[Saved data entries]
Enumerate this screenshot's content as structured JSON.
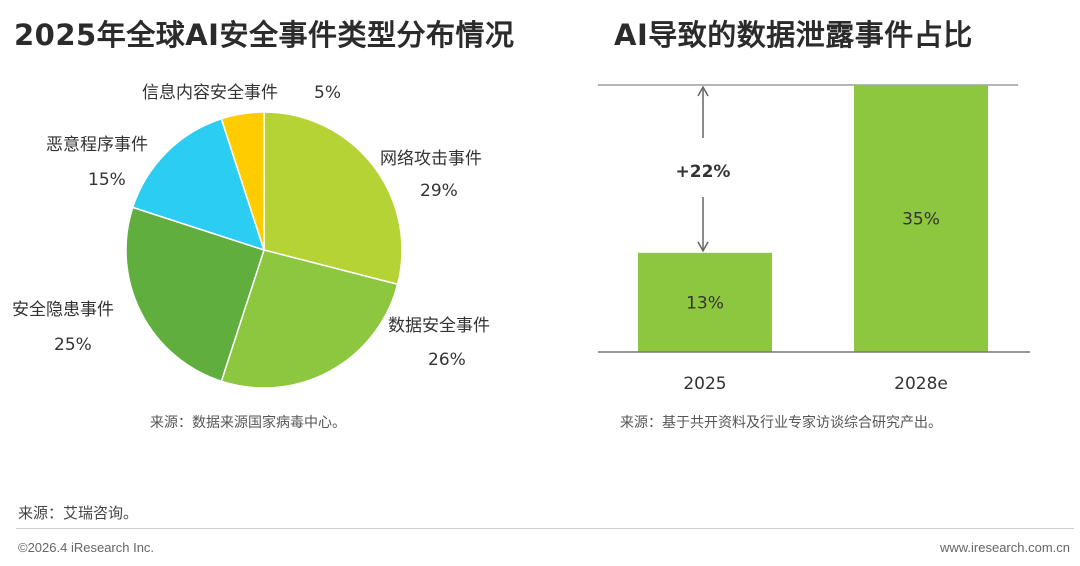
{
  "chart_data": [
    {
      "type": "pie",
      "title": "2025年全球AI安全事件类型分布情况",
      "slices": [
        {
          "label": "网络攻击事件",
          "value": 29,
          "value_label": "29%",
          "color": "#b5d334"
        },
        {
          "label": "数据安全事件",
          "value": 26,
          "value_label": "26%",
          "color": "#8dc63f"
        },
        {
          "label": "安全隐患事件",
          "value": 25,
          "value_label": "25%",
          "color": "#5fae3e"
        },
        {
          "label": "恶意程序事件",
          "value": 15,
          "value_label": "15%",
          "color": "#2ccdf2"
        },
        {
          "label": "信息内容安全事件",
          "value": 5,
          "value_label": "5%",
          "color": "#ffcc00"
        }
      ],
      "source": "来源：数据来源国家病毒中心。"
    },
    {
      "type": "bar",
      "title": "AI导致的数据泄露事件占比",
      "categories": [
        "2025",
        "2028e"
      ],
      "values": [
        13,
        35
      ],
      "value_labels": [
        "13%",
        "35%"
      ],
      "ylim": [
        0,
        35
      ],
      "bar_color": "#8dc63f",
      "annotation": "+22%",
      "source": "来源：基于共开资料及行业专家访谈综合研究产出。"
    }
  ],
  "footer": {
    "source": "来源：艾瑞咨询。",
    "copyright": "©2026.4 iResearch Inc.",
    "website": "www.iresearch.com.cn"
  }
}
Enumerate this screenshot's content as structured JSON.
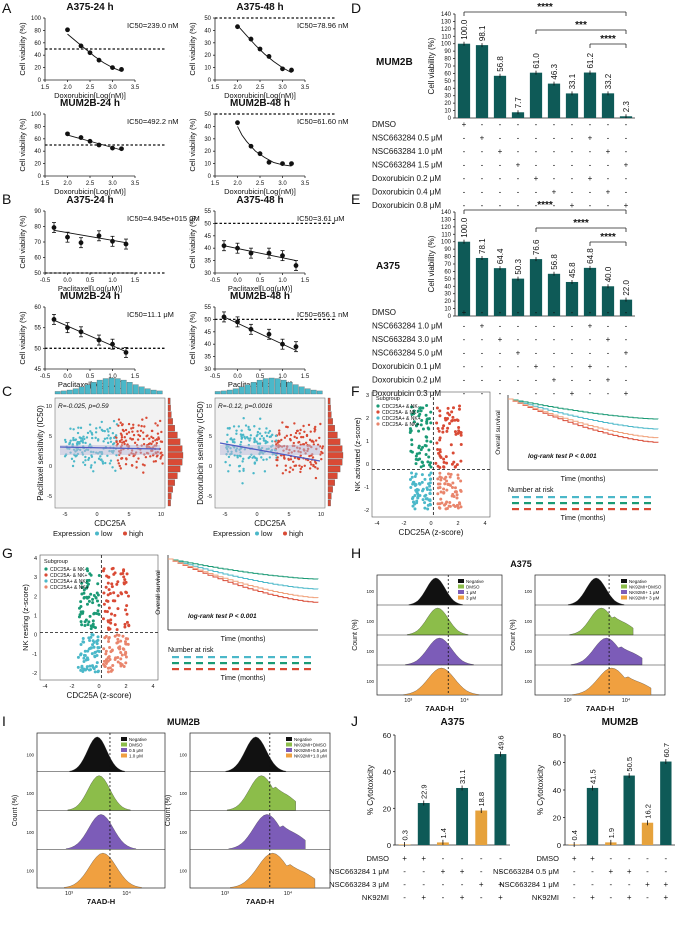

§ **Exercise objective**: Check each line of the records for "title" and copy the ones that contain it.

§ **The answer**:
      "title": "2025年全球AI安全事件类型分布情况",
      "title": "AI导致的数据泄露事件占比",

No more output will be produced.